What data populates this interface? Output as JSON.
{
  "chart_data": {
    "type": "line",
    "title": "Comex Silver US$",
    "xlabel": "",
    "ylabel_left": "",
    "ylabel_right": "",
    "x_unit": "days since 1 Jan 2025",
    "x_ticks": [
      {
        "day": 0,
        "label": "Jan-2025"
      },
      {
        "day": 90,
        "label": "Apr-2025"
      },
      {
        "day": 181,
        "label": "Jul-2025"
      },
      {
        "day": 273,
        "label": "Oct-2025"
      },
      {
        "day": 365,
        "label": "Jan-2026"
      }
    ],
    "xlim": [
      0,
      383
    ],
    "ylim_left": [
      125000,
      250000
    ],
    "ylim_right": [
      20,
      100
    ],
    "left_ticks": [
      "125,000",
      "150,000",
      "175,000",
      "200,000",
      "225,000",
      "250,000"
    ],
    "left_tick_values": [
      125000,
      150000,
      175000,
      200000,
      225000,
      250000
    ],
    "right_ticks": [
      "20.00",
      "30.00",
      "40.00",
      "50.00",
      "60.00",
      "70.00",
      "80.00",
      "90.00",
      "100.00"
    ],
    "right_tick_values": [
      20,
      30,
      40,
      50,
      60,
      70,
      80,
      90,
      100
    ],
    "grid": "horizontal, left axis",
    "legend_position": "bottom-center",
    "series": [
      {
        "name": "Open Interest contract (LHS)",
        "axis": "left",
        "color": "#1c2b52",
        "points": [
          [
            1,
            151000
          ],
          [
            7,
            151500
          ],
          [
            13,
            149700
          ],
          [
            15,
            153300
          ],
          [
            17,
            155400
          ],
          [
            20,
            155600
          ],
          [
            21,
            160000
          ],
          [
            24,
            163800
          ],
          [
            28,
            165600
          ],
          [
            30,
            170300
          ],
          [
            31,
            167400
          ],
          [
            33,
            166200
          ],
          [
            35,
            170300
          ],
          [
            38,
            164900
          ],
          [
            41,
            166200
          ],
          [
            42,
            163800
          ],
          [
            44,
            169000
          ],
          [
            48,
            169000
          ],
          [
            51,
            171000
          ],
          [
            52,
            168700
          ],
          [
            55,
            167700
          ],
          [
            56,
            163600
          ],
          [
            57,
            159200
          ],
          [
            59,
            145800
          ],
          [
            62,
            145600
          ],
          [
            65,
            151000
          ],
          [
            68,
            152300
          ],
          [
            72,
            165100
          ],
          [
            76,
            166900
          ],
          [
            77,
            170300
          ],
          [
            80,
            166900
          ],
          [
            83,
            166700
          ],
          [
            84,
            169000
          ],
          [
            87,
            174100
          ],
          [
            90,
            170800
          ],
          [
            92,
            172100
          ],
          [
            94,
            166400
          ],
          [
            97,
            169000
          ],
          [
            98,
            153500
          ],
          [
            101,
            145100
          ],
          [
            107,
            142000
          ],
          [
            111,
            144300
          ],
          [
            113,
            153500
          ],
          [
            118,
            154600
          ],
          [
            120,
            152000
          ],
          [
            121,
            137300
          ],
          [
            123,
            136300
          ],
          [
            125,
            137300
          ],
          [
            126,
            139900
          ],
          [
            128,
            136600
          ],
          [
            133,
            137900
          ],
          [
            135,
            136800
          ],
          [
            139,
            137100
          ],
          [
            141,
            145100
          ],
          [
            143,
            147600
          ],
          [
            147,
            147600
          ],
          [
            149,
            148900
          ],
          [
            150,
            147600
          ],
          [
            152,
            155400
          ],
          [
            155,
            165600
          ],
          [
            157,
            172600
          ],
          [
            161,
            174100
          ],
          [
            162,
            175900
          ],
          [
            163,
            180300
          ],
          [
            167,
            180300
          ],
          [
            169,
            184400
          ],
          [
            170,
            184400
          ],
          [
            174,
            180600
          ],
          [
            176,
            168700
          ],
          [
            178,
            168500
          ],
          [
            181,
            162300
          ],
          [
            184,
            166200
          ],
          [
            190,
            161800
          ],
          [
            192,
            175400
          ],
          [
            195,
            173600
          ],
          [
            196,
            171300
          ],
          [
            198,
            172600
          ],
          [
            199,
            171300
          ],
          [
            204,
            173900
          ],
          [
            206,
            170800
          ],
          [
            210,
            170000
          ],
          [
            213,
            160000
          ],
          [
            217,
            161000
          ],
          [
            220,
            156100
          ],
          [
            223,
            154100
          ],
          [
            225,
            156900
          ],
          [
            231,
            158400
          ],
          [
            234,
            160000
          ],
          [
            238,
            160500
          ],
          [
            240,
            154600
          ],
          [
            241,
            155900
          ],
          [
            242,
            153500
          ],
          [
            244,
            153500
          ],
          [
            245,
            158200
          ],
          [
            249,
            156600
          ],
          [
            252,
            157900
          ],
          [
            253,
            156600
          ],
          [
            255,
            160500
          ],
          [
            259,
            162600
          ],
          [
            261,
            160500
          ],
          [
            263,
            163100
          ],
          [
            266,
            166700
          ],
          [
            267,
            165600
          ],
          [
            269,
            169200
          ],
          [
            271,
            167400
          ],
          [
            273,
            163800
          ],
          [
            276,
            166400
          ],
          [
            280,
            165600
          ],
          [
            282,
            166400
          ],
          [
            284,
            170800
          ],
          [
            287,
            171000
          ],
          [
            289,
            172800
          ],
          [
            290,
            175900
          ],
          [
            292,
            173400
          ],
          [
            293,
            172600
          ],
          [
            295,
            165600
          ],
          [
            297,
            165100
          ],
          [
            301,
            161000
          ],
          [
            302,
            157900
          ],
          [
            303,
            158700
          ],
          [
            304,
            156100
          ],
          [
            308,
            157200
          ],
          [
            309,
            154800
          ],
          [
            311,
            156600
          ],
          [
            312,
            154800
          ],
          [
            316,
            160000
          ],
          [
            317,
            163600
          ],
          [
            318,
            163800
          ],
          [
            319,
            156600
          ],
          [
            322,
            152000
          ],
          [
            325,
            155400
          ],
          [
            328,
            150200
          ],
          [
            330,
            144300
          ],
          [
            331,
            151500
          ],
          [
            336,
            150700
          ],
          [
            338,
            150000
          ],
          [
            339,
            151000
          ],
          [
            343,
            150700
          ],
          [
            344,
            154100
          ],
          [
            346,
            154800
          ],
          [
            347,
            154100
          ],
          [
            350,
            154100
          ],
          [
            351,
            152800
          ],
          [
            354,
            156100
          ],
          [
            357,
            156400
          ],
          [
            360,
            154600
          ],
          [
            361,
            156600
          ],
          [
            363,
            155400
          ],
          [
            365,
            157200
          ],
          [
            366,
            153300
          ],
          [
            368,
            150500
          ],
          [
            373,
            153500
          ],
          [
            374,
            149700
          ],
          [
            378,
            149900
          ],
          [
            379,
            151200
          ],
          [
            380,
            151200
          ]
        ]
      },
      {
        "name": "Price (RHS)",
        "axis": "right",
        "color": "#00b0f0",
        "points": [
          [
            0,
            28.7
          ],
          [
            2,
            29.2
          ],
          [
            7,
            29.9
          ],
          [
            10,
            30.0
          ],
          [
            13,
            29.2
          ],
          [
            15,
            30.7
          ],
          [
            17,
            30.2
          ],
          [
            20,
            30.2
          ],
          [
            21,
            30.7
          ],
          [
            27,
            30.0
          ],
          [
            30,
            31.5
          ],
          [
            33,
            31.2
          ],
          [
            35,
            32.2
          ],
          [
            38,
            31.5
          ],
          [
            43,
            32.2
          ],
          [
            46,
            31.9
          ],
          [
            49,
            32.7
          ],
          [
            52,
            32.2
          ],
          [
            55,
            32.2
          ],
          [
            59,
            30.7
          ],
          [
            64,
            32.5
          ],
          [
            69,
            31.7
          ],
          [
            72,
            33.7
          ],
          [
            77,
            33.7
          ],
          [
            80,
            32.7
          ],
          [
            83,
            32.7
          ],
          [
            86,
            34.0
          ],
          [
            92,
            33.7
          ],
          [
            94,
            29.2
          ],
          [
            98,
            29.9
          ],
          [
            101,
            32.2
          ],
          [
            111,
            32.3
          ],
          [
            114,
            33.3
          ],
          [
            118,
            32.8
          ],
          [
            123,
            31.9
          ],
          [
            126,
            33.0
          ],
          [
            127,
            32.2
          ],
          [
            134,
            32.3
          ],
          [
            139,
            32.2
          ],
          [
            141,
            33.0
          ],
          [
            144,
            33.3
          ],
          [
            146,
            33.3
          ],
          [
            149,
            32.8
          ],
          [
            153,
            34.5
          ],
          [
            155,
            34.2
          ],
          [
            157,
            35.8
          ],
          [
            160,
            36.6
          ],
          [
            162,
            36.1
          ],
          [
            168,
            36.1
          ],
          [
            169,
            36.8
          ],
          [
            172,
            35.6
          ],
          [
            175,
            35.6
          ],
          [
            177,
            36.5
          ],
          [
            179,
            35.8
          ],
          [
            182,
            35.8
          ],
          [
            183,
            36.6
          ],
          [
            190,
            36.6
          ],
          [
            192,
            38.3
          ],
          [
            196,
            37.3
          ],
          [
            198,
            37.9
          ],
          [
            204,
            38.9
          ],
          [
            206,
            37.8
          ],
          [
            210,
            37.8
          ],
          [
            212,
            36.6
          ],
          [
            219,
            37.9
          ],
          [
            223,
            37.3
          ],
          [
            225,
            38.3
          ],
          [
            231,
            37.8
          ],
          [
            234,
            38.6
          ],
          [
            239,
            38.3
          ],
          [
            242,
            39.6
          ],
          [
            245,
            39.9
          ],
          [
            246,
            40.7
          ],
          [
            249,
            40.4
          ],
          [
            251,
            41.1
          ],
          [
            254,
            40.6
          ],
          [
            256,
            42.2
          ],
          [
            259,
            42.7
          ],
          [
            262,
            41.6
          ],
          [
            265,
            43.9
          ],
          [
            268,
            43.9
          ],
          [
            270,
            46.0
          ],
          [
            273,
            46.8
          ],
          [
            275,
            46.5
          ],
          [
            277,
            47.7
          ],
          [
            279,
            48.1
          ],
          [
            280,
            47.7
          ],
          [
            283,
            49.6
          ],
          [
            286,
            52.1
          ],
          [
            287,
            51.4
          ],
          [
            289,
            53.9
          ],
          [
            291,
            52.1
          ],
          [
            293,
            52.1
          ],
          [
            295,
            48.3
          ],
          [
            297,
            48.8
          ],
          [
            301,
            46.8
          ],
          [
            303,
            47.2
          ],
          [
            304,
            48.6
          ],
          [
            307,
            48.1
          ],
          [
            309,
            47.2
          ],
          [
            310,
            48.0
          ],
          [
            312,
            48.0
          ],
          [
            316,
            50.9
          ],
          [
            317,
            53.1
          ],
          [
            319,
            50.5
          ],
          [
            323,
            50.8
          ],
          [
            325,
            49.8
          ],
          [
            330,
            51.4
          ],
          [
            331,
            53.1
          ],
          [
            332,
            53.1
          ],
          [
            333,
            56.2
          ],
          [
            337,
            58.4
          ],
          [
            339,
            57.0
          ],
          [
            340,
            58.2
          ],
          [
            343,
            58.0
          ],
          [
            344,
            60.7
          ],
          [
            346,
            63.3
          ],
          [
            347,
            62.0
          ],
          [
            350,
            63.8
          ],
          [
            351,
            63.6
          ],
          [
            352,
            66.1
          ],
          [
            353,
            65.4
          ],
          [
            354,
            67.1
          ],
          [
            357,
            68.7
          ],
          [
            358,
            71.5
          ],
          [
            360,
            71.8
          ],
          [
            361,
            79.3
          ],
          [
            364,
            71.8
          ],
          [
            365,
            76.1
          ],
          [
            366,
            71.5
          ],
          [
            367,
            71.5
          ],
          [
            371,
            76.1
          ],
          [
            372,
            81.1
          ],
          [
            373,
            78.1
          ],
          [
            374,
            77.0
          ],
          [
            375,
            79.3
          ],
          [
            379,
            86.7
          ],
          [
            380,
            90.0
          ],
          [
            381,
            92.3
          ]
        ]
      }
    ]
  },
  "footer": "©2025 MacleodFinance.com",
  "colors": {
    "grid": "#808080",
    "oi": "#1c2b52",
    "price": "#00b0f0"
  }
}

--------

▶ **TASK DIRECTIONS**: Count the lines in which the string "grid" appears, then report only that figure.

▶ **TASK SOLUTION**: 2